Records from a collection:
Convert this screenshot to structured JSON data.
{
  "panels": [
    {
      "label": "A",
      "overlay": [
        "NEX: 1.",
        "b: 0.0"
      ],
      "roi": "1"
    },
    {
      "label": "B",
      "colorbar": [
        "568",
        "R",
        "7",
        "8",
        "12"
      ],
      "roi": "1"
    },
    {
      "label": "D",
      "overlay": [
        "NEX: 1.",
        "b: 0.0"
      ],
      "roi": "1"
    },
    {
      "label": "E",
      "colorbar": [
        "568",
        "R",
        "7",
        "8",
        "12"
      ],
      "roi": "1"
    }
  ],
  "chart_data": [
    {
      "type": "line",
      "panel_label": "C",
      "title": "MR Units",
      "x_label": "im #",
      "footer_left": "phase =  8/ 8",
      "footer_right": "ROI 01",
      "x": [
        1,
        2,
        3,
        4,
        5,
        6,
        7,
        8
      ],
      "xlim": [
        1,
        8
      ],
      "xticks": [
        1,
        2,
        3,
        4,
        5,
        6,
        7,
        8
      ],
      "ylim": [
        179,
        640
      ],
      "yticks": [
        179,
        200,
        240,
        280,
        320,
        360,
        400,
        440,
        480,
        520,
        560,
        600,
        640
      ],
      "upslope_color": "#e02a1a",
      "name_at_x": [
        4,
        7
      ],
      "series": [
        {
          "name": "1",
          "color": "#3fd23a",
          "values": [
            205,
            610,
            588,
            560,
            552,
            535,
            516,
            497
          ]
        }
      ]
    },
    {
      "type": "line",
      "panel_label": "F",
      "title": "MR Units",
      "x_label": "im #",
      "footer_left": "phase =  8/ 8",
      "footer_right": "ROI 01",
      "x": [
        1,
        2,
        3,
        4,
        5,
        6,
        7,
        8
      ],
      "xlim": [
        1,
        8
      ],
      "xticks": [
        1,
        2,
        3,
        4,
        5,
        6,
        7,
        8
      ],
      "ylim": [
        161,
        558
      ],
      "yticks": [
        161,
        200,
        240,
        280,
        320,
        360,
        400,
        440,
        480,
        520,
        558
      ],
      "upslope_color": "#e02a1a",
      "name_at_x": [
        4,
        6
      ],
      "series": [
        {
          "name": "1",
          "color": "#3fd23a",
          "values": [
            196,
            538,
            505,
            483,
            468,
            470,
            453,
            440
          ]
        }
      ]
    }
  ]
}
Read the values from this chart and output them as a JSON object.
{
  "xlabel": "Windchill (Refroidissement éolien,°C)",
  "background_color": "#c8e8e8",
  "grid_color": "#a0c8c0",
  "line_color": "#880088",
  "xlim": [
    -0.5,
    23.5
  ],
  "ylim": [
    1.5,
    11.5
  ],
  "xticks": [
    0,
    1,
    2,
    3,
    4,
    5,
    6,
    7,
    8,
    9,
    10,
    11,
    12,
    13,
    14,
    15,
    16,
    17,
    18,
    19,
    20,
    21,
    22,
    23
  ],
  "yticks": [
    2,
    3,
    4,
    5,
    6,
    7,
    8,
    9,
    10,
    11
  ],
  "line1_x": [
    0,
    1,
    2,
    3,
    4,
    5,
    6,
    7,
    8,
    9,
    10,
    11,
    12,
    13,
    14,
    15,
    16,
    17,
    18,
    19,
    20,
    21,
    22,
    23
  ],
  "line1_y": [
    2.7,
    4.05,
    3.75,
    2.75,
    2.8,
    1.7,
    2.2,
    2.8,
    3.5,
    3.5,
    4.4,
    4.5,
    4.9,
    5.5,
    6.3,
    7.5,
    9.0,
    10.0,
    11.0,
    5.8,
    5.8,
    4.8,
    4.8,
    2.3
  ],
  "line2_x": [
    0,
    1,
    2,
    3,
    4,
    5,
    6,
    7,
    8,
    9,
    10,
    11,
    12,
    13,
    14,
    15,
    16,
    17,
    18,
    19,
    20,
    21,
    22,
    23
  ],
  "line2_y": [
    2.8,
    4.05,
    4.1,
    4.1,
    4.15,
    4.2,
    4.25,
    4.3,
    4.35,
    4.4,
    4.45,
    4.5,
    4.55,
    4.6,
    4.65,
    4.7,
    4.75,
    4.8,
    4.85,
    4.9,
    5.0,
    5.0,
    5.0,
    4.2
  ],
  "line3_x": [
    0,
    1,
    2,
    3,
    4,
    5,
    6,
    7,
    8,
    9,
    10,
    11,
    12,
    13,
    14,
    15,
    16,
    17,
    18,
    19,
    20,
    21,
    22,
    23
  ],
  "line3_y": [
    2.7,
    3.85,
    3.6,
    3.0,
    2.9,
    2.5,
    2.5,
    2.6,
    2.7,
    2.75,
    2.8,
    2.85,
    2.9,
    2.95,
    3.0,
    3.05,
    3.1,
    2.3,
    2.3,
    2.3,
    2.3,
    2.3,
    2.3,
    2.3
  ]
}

__EXERCISE DETAILS__
Copy every line in the listing above where the string "this" turns up.

__EXPECTED ANSWER__
Convert this screenshot to structured JSON data.
Read the values from this chart and output them as a JSON object.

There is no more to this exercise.